Task statement: Copy out each line that includes the word "this".
** start **
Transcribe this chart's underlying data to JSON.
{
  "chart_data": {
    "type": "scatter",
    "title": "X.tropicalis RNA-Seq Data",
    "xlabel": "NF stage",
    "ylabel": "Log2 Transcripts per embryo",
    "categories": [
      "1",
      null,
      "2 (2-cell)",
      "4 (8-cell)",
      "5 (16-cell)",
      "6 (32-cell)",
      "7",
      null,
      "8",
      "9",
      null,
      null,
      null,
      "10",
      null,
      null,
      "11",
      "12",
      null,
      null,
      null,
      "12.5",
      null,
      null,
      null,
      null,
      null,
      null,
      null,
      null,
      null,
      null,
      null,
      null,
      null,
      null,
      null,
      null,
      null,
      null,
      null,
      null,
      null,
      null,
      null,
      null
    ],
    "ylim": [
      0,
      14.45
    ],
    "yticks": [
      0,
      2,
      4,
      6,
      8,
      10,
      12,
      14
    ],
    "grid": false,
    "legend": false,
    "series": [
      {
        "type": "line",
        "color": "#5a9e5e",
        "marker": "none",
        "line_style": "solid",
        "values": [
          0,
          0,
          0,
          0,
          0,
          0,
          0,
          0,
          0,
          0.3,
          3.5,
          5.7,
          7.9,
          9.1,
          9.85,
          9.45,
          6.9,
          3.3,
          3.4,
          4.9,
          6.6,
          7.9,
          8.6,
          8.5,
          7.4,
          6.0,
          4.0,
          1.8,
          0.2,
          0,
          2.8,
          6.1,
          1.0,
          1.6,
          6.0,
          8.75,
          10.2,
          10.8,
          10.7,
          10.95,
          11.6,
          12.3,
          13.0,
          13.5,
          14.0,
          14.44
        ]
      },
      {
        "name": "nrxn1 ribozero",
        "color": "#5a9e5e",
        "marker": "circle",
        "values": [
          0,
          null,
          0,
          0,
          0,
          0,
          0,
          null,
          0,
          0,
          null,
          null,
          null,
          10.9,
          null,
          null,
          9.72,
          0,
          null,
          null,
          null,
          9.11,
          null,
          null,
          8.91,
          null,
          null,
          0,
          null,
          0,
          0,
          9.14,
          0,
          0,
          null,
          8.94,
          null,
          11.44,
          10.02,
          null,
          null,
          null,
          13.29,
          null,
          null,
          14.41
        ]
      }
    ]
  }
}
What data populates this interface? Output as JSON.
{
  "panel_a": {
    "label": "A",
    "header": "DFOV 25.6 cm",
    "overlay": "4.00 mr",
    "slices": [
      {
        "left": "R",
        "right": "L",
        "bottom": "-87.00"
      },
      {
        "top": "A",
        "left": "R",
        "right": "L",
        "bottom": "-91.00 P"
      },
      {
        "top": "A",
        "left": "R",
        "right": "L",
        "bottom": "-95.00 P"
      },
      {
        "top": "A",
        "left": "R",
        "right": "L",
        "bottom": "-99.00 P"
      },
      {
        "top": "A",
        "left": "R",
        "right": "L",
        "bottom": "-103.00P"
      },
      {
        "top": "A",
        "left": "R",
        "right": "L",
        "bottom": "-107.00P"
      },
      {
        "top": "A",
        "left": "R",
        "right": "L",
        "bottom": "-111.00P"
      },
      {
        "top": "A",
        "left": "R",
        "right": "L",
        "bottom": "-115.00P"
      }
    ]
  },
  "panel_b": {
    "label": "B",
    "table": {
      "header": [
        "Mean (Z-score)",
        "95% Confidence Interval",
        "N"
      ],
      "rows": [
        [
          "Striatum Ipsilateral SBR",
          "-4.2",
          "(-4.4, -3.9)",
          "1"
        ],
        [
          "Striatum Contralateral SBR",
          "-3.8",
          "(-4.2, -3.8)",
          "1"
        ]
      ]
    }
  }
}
** end **
Response:
Transcribe this chart's underlying data to JSON.
What data populates this interface? Output as JSON.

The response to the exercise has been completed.